#### GOAL
Below is a listing. Gather each line of it that contains "trong".

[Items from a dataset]
* BEGIN *
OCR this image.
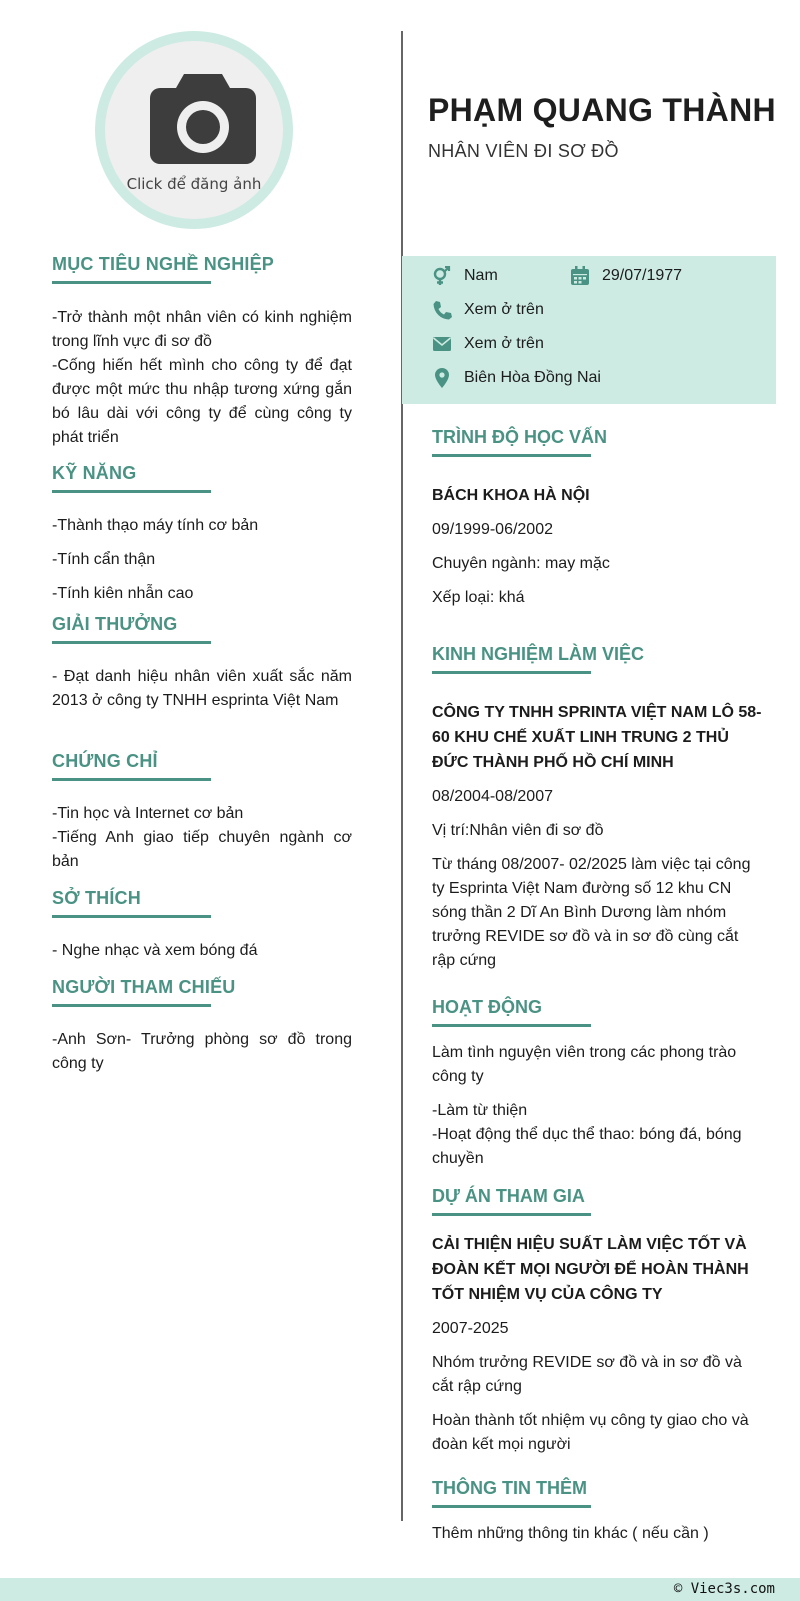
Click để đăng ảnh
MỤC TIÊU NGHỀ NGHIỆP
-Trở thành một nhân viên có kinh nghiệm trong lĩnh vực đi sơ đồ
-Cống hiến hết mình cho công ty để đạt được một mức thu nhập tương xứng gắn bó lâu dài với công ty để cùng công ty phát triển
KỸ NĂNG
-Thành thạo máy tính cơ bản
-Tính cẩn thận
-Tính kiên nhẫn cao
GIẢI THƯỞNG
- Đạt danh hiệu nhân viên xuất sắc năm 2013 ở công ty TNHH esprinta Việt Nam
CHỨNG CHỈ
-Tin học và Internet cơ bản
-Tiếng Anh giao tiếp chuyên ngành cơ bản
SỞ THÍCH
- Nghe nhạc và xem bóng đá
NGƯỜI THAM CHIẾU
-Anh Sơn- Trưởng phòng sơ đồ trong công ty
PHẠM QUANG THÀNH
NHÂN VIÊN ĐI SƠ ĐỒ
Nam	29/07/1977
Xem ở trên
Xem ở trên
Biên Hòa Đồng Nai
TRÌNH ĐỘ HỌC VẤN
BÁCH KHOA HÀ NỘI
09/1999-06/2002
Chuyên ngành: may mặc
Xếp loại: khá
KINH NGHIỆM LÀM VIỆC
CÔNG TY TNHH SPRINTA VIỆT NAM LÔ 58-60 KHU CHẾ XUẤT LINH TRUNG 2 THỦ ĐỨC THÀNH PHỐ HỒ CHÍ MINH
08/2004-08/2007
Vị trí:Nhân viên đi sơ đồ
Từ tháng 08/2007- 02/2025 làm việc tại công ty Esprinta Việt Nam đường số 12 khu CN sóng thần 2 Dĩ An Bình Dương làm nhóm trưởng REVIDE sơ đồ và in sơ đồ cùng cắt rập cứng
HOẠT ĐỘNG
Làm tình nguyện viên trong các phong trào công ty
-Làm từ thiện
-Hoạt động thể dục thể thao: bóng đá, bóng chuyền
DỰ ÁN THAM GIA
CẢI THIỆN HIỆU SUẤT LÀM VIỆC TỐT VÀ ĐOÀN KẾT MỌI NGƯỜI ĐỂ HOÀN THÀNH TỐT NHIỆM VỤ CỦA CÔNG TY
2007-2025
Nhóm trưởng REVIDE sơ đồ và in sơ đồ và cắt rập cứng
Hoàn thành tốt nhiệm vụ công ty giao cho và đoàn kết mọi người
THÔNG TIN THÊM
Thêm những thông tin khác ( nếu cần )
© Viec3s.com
* END *
* BEGIN *
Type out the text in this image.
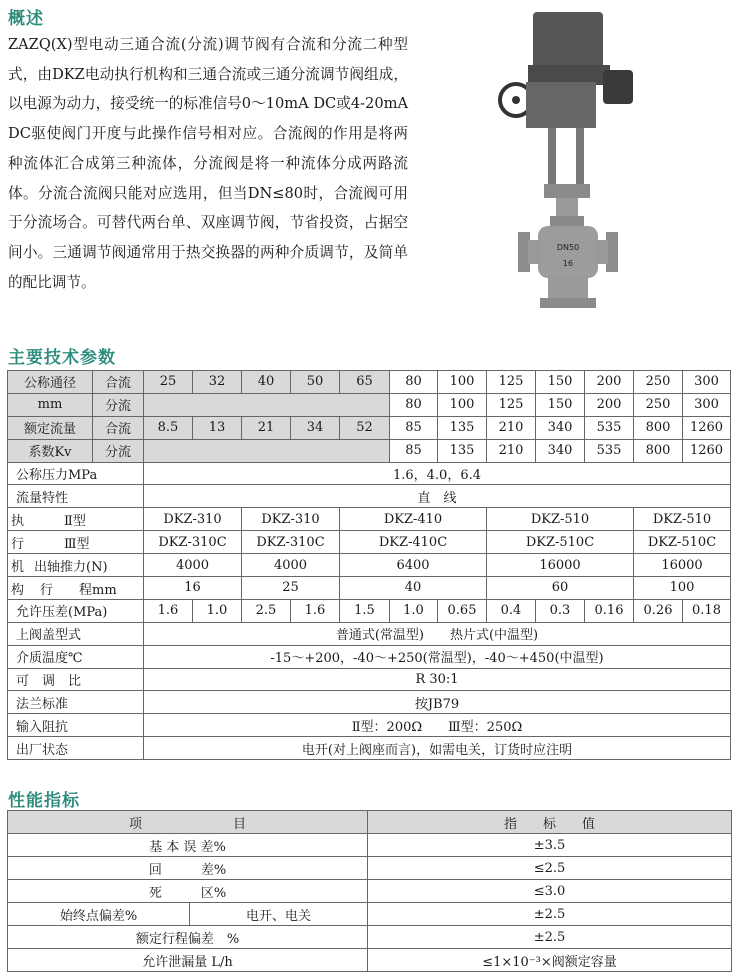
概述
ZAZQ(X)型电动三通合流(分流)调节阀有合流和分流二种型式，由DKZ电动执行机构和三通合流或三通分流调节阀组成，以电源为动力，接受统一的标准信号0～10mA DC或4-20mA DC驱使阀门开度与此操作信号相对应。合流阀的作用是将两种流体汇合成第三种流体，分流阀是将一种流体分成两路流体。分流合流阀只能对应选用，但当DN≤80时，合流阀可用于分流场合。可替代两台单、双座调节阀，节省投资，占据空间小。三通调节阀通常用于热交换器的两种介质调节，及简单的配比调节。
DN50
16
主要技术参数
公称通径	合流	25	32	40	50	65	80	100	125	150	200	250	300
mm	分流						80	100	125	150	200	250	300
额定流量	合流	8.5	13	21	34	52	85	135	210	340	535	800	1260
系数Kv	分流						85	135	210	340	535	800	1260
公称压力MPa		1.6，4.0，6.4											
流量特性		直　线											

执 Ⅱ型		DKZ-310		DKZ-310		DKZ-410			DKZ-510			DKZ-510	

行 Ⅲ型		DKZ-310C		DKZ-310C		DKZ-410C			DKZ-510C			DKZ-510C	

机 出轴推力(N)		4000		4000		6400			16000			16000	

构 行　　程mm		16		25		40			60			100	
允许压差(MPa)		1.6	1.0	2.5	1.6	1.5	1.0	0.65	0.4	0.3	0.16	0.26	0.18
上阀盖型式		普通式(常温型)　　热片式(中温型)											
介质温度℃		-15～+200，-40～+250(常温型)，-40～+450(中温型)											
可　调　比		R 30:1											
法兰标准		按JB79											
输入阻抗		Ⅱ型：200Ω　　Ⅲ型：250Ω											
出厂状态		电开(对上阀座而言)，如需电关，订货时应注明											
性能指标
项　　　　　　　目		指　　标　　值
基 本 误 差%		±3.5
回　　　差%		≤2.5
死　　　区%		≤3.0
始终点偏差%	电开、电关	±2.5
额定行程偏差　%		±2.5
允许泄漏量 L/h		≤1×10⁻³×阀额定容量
* END *
#### RESULT
-Trở thành một nhân viên có kinh nghiệm trong lĩnh vực đi sơ đồ
-Anh Sơn- Trưởng phòng sơ đồ trong công ty
Làm tình nguyện viên trong các phong trào công ty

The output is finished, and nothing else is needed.